## Start Supplied entries

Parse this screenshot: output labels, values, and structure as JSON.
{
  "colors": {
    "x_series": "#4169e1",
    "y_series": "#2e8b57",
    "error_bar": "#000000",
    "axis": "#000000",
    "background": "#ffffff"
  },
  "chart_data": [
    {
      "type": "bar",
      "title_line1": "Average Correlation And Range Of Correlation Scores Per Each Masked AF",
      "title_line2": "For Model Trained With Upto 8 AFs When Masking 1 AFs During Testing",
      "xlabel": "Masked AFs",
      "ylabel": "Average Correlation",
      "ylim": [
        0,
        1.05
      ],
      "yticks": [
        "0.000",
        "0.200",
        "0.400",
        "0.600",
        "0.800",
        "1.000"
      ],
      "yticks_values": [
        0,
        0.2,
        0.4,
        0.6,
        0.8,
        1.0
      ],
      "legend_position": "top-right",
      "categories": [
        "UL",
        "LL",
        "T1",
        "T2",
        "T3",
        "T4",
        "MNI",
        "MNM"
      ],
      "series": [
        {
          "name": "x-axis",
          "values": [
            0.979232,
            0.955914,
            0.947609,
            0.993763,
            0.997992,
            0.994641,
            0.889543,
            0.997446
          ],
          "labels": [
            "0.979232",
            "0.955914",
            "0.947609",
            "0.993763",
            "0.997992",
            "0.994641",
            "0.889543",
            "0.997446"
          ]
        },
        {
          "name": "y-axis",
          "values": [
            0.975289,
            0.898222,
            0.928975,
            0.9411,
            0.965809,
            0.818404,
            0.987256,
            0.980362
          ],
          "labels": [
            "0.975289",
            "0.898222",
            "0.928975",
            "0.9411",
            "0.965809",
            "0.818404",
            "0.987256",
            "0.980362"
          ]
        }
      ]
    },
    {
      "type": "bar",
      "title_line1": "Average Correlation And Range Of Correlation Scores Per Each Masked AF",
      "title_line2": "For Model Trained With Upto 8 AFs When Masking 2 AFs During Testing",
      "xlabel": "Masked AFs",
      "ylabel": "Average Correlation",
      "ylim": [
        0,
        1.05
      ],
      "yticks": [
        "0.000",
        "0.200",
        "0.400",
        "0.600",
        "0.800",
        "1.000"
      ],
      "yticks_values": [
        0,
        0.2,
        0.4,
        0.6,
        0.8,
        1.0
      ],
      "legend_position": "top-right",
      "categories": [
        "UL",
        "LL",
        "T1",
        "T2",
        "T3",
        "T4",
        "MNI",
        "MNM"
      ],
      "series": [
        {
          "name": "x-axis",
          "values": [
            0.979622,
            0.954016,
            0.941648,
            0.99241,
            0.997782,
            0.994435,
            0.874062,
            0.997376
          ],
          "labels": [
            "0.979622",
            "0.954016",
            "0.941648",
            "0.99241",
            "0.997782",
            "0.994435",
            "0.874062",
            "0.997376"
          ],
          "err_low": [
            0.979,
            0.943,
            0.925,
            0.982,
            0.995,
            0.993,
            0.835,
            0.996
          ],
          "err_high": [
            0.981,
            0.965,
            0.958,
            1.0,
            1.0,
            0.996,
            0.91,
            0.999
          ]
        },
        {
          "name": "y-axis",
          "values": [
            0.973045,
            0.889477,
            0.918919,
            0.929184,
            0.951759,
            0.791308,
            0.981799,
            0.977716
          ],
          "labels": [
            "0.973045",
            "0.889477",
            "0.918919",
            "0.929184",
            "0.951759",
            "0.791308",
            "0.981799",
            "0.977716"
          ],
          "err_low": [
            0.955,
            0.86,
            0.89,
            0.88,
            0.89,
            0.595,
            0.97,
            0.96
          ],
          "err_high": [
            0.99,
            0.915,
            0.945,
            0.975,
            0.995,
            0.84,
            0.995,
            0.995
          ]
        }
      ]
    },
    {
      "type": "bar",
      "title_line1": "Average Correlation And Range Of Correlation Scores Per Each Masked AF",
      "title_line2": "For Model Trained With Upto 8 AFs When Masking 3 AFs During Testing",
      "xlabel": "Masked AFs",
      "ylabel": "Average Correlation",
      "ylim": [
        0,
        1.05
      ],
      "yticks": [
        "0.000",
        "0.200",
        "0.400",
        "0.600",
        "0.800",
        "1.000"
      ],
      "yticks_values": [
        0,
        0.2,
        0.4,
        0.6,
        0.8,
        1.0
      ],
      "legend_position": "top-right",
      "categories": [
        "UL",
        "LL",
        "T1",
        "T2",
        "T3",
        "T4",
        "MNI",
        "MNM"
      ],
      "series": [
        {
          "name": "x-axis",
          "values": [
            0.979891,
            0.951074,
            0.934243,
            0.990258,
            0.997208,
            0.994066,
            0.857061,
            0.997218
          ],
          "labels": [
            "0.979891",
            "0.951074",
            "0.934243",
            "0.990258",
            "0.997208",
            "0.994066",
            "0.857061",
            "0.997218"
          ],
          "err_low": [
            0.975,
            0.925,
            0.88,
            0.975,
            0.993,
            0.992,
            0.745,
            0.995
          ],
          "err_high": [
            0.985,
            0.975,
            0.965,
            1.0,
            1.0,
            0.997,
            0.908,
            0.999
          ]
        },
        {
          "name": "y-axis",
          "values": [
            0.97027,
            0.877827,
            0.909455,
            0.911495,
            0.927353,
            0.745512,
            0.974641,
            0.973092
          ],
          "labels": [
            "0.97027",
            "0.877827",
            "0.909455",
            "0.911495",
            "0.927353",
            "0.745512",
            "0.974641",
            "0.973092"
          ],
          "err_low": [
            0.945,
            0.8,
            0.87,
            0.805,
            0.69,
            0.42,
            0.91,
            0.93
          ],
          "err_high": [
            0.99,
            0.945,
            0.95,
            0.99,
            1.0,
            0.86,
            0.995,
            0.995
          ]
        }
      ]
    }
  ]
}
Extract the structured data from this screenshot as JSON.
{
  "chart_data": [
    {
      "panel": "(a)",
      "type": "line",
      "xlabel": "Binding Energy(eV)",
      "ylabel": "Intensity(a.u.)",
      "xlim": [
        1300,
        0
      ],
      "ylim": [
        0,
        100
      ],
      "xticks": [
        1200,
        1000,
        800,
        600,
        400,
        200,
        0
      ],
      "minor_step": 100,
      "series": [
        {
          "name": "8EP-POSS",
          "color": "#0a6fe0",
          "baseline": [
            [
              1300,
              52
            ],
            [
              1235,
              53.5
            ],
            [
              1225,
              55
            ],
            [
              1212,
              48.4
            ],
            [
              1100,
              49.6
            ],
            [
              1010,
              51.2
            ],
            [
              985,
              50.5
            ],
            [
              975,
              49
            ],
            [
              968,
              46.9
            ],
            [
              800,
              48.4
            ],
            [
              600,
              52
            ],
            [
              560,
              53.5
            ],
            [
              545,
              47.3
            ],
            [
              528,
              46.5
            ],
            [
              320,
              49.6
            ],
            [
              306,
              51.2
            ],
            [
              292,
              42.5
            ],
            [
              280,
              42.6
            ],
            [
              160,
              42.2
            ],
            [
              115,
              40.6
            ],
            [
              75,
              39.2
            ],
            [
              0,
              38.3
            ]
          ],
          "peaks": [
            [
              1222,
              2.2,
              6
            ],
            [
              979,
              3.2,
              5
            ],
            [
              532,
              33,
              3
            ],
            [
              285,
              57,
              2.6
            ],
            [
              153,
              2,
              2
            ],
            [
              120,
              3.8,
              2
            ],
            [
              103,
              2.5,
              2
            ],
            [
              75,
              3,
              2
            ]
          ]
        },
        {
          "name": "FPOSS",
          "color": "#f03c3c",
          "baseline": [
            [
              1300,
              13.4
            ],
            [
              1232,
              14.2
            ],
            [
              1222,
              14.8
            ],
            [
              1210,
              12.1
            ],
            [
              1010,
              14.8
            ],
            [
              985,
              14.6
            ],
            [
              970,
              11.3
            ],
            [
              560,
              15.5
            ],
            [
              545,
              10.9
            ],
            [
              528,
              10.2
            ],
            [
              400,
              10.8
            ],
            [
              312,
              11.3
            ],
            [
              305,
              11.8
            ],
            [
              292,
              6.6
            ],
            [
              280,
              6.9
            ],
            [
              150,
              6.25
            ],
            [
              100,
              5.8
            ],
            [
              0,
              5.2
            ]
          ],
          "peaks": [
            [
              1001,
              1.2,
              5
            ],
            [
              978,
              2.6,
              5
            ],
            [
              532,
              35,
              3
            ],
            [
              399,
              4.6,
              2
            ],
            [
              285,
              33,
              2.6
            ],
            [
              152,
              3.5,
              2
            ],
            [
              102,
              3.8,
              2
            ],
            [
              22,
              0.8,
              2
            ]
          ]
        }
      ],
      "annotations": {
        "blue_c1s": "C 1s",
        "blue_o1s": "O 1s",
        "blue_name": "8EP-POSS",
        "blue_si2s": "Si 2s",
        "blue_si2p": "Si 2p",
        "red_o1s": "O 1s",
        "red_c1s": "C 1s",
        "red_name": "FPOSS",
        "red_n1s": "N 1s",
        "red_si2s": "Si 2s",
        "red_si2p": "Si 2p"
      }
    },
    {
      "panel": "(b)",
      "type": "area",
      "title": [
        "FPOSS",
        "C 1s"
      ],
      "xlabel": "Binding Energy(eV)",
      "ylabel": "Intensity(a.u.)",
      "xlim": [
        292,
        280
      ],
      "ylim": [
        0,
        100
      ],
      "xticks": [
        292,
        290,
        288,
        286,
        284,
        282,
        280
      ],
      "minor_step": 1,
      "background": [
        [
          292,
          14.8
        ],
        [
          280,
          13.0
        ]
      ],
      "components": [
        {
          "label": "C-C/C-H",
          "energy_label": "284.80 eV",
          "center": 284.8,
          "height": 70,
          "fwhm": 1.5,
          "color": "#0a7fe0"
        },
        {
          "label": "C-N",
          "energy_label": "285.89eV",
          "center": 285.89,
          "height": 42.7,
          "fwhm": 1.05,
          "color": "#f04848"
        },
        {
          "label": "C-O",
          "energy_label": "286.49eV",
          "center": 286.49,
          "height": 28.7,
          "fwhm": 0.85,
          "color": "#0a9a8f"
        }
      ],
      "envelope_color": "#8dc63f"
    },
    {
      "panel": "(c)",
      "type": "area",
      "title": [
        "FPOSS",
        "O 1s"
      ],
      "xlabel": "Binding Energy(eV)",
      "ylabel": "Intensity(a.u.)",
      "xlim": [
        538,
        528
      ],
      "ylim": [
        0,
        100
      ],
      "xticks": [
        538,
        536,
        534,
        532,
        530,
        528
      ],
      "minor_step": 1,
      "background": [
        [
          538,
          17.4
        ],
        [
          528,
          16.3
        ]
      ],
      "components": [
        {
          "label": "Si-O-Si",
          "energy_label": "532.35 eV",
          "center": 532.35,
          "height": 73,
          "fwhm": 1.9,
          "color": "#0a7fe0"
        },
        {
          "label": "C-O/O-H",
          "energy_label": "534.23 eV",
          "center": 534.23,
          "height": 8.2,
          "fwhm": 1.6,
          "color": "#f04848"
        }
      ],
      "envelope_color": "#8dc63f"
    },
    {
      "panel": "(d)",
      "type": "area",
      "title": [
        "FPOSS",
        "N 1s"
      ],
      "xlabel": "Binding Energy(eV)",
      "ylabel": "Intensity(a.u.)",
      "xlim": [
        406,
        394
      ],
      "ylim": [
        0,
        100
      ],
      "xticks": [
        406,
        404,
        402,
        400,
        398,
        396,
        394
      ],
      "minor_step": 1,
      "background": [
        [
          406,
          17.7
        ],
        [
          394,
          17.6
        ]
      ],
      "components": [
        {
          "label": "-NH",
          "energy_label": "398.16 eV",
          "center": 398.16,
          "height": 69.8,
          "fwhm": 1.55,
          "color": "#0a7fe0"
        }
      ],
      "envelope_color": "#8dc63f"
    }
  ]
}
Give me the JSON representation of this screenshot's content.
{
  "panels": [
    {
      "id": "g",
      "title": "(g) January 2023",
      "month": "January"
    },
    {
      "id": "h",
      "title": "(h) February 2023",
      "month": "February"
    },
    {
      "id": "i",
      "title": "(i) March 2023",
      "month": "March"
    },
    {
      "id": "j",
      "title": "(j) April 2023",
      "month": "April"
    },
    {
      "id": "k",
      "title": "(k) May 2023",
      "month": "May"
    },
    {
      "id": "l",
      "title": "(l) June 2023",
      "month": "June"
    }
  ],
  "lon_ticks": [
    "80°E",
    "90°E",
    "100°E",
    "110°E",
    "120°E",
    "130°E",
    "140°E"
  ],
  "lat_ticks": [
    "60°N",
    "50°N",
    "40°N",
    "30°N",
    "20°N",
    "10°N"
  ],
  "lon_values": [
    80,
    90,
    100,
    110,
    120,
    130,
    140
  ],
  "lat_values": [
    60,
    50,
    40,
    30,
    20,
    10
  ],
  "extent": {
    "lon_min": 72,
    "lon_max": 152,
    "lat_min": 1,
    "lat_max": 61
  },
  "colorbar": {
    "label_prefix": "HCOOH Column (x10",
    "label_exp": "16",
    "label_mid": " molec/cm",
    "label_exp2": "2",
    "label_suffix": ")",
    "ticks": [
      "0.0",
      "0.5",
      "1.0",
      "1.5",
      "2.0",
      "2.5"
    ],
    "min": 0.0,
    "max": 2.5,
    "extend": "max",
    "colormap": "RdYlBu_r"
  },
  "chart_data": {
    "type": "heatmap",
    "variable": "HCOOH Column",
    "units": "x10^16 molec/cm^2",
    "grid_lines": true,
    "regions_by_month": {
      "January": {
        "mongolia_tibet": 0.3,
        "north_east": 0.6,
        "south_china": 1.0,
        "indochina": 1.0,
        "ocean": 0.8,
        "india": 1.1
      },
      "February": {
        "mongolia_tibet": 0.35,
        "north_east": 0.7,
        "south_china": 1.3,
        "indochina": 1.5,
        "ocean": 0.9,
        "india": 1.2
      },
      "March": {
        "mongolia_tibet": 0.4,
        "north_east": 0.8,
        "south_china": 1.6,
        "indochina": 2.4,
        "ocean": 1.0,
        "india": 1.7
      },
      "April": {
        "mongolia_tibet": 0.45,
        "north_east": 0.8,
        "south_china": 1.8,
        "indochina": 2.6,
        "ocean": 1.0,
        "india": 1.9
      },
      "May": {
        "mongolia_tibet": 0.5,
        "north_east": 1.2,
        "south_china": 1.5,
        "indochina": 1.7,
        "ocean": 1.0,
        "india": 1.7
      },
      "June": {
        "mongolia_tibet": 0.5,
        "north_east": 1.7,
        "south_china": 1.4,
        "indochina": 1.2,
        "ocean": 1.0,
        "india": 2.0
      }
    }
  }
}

## End Supplied entries

Task description. Go through the material line by line. Show each line that contains the string "JSON".

Output below.
Parse this screenshot: output labels, values, and structure as JSON.
Extract the structured data from this screenshot as JSON.
Give me the JSON representation of this screenshot's content.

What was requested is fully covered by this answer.